— Work required —
Filter these entries, keeping only lines that hold the word "phone".

[Recorded data]
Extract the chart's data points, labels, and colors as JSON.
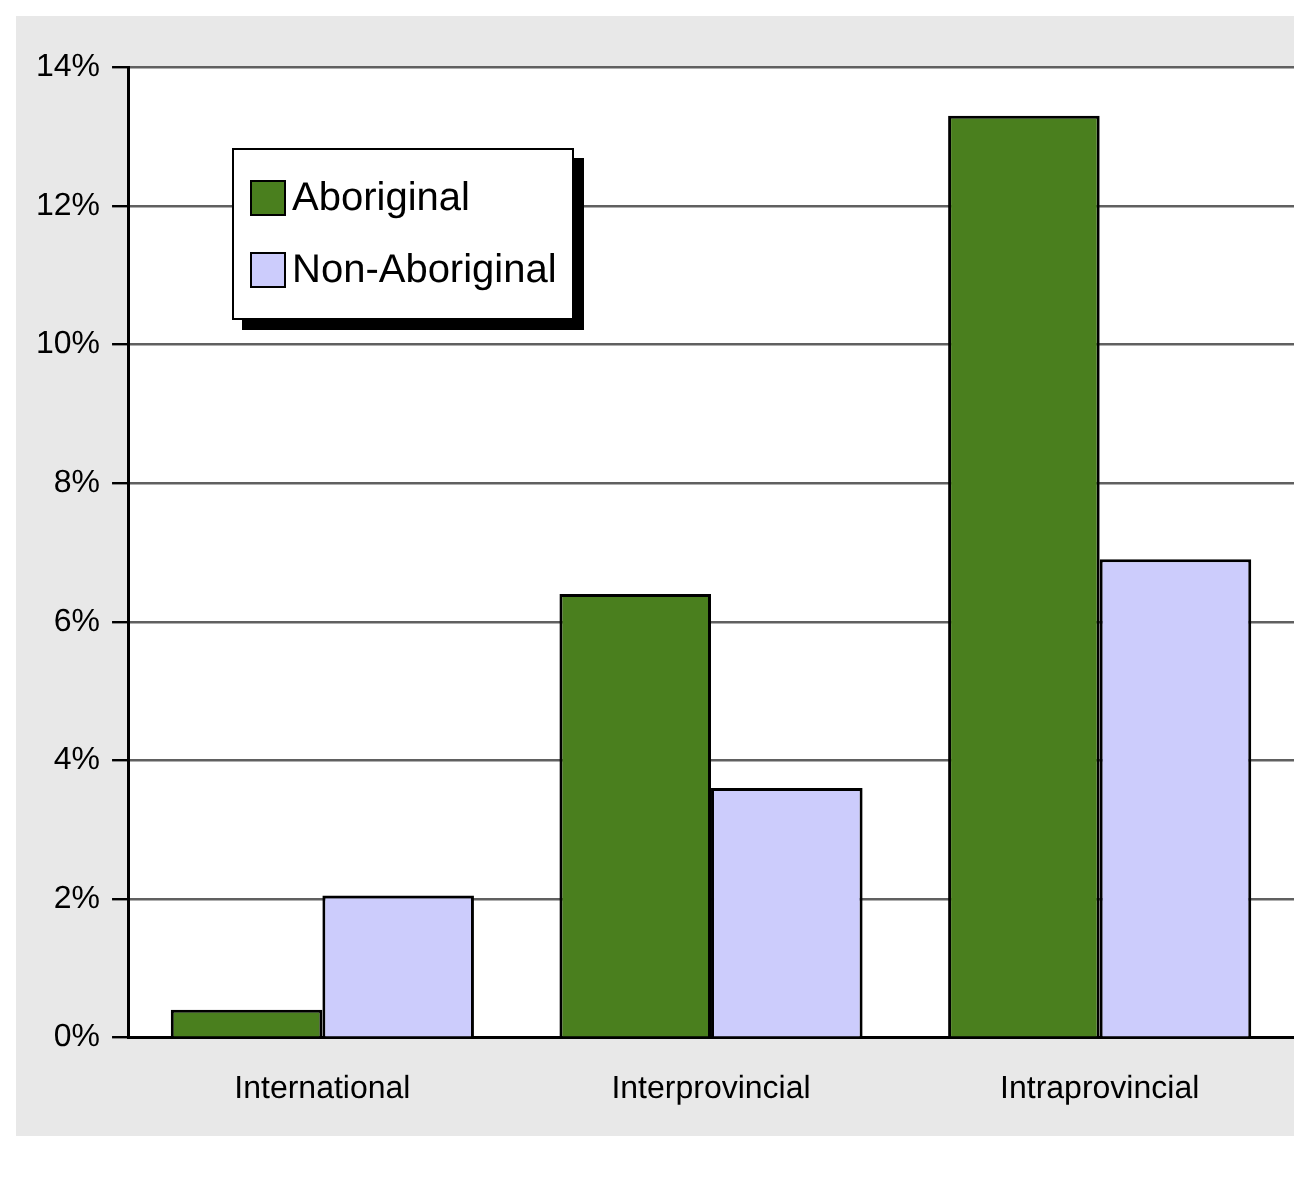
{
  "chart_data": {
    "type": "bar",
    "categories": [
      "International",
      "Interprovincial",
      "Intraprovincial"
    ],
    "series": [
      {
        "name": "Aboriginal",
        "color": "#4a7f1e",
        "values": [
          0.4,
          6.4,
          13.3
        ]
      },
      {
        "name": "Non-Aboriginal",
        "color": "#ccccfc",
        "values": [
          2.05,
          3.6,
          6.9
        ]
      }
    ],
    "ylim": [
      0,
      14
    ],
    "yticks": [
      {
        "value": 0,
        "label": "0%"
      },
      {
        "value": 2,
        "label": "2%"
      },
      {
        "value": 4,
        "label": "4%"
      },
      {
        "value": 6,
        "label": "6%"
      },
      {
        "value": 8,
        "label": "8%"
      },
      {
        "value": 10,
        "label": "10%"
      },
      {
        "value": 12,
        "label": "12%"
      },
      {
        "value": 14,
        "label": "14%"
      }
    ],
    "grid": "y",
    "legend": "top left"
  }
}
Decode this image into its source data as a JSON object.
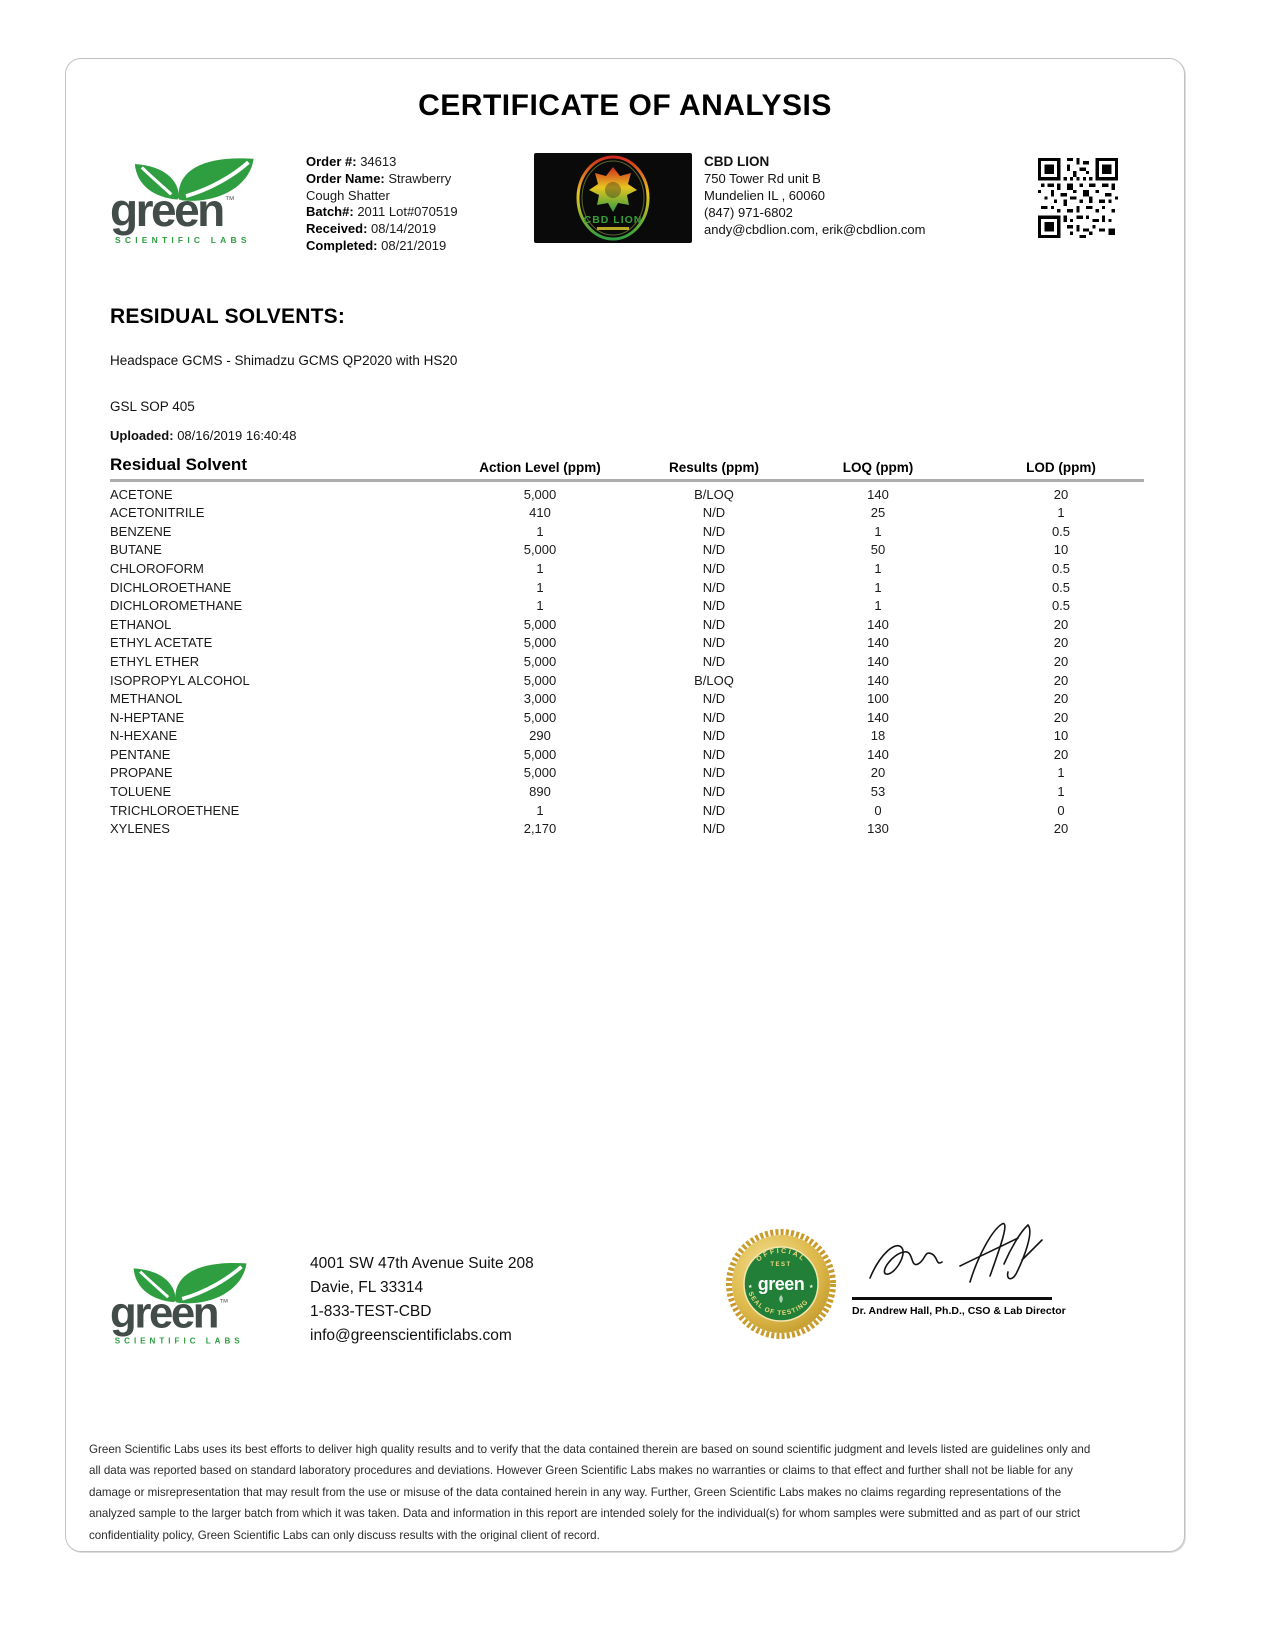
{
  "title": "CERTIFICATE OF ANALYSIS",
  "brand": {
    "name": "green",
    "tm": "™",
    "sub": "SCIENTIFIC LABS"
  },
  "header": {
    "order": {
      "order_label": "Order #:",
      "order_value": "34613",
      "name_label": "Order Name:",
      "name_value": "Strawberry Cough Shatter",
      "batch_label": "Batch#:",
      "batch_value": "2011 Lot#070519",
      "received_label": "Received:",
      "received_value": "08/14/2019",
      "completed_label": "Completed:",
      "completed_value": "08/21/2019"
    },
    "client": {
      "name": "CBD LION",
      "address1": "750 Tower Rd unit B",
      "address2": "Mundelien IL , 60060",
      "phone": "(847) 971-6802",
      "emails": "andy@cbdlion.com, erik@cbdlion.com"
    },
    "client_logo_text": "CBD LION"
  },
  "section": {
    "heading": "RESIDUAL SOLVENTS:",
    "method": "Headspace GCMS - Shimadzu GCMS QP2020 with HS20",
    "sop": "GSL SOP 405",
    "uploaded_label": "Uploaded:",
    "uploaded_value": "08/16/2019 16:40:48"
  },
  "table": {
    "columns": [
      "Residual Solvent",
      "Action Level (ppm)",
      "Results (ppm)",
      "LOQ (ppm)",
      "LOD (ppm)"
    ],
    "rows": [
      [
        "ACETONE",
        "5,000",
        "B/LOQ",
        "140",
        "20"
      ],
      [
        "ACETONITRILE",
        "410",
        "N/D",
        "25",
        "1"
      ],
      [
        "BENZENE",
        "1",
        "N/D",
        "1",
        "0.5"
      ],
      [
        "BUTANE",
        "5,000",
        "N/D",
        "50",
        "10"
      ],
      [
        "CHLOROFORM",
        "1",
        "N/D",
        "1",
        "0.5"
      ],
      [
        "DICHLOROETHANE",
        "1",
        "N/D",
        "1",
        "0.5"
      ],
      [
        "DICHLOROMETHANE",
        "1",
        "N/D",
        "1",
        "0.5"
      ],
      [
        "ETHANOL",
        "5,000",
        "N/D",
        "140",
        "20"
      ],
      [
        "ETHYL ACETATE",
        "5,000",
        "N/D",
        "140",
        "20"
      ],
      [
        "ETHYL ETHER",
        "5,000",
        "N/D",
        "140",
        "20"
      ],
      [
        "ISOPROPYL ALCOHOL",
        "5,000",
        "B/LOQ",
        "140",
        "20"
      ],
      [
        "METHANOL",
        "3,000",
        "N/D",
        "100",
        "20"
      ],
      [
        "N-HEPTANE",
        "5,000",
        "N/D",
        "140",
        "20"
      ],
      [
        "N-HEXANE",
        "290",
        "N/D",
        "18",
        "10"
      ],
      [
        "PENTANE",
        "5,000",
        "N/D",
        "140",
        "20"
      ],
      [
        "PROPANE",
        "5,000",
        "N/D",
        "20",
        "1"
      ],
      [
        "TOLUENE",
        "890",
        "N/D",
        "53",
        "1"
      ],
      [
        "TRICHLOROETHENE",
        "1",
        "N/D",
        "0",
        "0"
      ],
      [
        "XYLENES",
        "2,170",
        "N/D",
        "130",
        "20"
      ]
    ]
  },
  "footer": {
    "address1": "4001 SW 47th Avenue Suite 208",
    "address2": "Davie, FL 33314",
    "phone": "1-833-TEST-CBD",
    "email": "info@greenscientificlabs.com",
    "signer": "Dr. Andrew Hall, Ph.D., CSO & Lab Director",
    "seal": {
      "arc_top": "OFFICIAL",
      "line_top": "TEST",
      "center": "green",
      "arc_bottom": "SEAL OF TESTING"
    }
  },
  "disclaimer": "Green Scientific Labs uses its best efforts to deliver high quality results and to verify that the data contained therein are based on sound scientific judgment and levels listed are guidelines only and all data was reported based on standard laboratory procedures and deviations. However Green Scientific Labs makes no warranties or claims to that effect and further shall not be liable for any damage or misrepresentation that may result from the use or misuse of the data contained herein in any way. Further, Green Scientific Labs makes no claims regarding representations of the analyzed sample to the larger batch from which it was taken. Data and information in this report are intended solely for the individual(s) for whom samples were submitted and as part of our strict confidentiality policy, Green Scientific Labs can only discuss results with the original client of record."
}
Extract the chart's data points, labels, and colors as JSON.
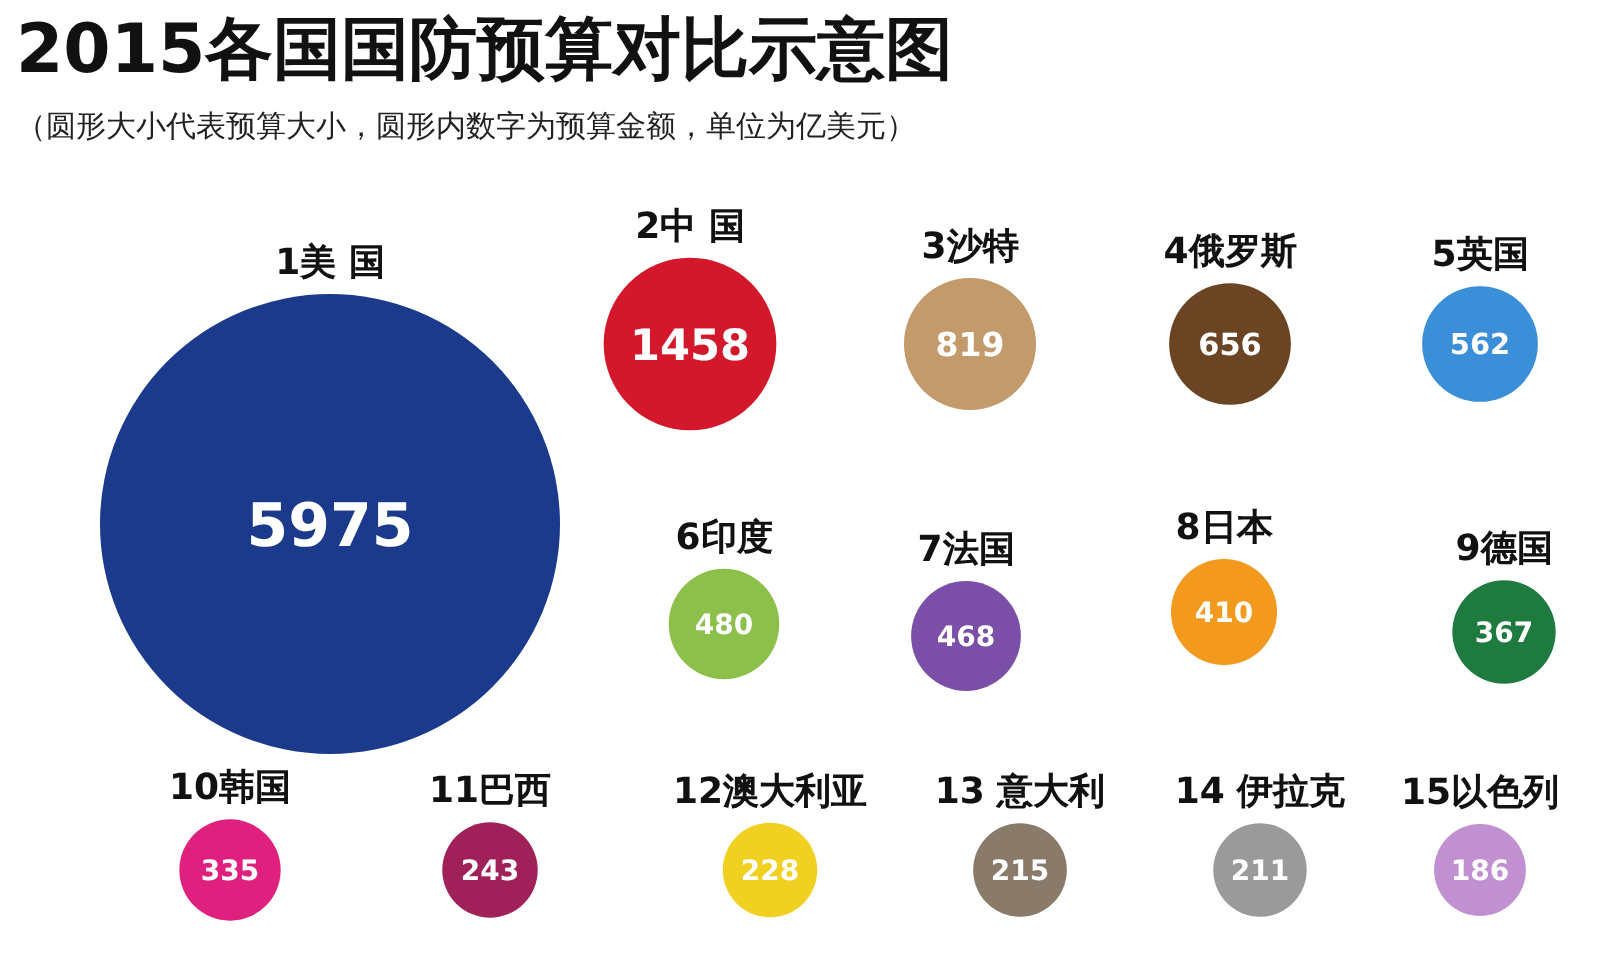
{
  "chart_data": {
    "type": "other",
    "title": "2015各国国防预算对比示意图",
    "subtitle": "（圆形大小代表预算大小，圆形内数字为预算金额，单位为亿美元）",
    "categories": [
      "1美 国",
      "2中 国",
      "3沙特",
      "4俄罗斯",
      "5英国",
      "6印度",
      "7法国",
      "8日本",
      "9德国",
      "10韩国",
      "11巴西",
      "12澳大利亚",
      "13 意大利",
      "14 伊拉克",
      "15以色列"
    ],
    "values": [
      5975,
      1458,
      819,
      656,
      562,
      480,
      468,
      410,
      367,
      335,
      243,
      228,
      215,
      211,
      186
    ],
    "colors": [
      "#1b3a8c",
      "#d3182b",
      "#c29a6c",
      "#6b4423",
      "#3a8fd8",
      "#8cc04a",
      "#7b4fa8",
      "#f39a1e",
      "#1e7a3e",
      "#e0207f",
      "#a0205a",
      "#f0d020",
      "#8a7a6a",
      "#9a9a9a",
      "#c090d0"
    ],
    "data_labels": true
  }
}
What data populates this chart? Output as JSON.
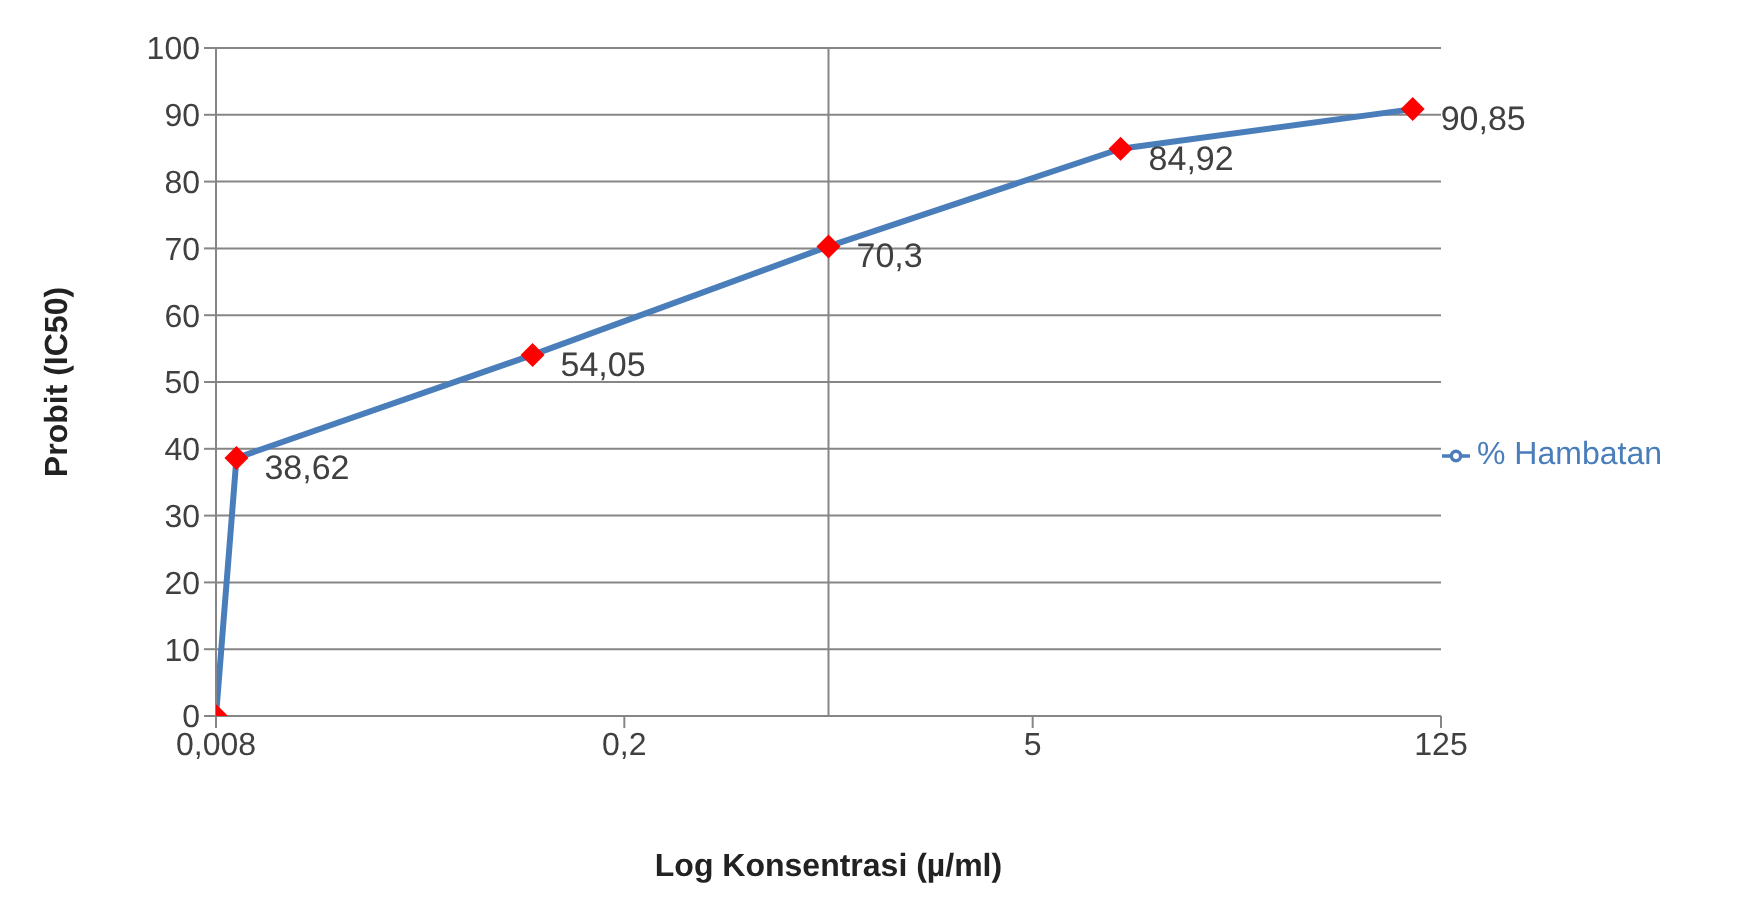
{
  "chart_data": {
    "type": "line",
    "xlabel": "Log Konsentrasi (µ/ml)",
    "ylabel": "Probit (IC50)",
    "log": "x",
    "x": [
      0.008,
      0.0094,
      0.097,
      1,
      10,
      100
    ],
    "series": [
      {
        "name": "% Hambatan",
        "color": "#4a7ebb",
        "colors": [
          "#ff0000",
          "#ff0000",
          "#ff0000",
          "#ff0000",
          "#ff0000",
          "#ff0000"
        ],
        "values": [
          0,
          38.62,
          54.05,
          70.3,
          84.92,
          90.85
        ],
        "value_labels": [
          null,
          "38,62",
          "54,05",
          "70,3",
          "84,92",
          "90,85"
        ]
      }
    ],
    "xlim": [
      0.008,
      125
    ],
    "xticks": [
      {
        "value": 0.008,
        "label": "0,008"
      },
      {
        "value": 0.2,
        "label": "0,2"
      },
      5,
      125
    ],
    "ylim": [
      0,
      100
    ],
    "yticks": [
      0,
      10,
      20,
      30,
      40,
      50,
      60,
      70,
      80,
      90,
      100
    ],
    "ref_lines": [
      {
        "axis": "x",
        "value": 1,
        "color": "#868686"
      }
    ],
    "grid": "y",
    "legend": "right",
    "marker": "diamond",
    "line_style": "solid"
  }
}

— Expected output —
      "phone": "(847) 971-6802",
    "phone": "1-833-TEST-CBD",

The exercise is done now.